#### Selected extract ####
So Tennis Australia is happy to spout empty platitudes about the welfare of Peng Shuai being their top priority, provided that it does not impact on the sponsorship dollars coming from communist China. It is probably not 30 pieces of silver but rather $30 million (my guess) which is the price for Tennis Australia’s commitment to the values which Australians value.

And in its own not-so subtle way, Tennis Australia is now Finlandizing, self-censoring itself and tennis fans so as to placate a communist tyranny. This is a serious matter, as this sort of behaviour, this sort of self-limitation on freedom of expression, is exactly what Communist China wants Australia to engage in as a price of trading with the PRC.

We need to call this behaviour out as soon as it occurs. It is both un-Australian and an insidious threat to our freedoms.

Has Perth Become Barcelona (minus the Culture of course!)?

Let me start by saying that some of my best friends are Sandgropers. There is Michael who lives in Williamstown, and Jeff who lives in Niddrie, and Bill who lives in Hong Kong.
#### Data section ####
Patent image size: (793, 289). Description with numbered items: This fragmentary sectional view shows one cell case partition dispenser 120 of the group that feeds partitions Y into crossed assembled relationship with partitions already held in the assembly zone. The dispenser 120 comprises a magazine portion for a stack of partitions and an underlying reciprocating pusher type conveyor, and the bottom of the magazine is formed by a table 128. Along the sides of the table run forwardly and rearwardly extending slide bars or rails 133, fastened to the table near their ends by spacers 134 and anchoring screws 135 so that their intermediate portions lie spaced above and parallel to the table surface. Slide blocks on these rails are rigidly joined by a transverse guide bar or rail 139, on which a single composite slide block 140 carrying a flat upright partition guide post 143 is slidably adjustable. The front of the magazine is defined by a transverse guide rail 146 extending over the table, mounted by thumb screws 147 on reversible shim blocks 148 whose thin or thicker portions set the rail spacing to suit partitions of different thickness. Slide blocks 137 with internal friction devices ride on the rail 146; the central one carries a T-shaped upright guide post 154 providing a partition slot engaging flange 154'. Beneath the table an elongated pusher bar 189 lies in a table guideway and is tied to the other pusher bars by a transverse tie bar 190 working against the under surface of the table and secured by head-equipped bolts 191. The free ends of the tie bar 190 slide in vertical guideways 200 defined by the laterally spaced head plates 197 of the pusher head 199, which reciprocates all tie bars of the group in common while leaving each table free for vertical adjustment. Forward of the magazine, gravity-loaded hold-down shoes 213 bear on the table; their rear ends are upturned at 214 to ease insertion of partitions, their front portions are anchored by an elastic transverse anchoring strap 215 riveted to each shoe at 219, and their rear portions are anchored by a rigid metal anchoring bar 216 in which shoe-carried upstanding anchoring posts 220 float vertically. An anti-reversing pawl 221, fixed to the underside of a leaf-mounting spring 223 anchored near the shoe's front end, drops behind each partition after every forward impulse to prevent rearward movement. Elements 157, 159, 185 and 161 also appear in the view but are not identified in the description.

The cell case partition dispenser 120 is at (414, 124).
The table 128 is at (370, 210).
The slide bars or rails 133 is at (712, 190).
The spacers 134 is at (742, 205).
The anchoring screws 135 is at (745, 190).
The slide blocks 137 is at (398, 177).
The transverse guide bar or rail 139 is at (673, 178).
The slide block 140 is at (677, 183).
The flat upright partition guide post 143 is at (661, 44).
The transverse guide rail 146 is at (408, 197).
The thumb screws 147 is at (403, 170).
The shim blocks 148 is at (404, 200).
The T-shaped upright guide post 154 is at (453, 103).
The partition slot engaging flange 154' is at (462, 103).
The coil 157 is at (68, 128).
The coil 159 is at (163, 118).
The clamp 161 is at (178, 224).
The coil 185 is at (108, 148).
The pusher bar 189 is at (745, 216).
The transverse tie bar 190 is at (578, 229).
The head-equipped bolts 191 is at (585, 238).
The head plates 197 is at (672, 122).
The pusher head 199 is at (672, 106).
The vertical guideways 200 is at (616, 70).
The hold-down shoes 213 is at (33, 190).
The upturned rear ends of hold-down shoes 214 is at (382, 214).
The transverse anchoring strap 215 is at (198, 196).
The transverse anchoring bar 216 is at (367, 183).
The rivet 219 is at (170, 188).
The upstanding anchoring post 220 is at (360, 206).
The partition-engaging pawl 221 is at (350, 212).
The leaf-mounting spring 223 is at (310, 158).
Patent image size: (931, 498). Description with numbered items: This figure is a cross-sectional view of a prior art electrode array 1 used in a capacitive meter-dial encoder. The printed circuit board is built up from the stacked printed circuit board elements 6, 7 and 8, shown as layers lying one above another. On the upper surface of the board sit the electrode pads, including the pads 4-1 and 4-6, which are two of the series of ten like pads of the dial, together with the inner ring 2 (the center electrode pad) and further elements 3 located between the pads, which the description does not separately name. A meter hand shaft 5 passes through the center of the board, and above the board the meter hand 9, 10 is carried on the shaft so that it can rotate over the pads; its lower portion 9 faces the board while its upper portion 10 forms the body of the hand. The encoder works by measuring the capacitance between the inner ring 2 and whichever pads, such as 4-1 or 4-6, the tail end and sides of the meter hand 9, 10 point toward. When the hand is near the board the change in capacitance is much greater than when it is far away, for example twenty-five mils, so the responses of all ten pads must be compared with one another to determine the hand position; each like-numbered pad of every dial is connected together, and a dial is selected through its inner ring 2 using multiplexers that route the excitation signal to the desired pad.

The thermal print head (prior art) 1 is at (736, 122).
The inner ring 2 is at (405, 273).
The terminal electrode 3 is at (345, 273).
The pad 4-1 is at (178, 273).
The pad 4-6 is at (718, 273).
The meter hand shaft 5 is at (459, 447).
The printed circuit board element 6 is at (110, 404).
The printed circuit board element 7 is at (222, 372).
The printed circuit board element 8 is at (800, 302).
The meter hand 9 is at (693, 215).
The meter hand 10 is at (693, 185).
####
== Assignment ==
Please continue the commentary on Tennis Australia and Perth, picking up after its final sentence.

== Reply ==
What do they all have in common? They were mostly born and raised in Western Australia, but decided to make their lives elsewhere in the Commonwealth.

Indeed, most of my friends from WA have spent a large part of their lives outside WA.

This does say something about Australia as a Federation. People from each state, especially from the peripheral states, gain greatly from the existence of the Commonwealth of Australia, It broadens their horizons, whether they like it or not, and gives them greater opportunities.

My friend Jeff even still supports Carlton, the VFL team he adopted before the AFL (and West Coast) came into existence. Supporting your team is a seriously emotionally intense matter, and it does transcend state boundaries. [Happily two of his kids support the Bulldogs – even though he warned them in the 1990s that they would not see any success – haha!]

So the issue of the extension of the hard border closure between WA and the rest of Australia by the expatriate Queenslander who is now WA premier, McGowan, is something which we do need to look at more closely.

Does this create a crisis in Federation? Why are the rest of us forcibly separated from our Sandgroper (and all Western Australians are Sandgropers, if you look back a couple of generations, even the truly rich ones) friends?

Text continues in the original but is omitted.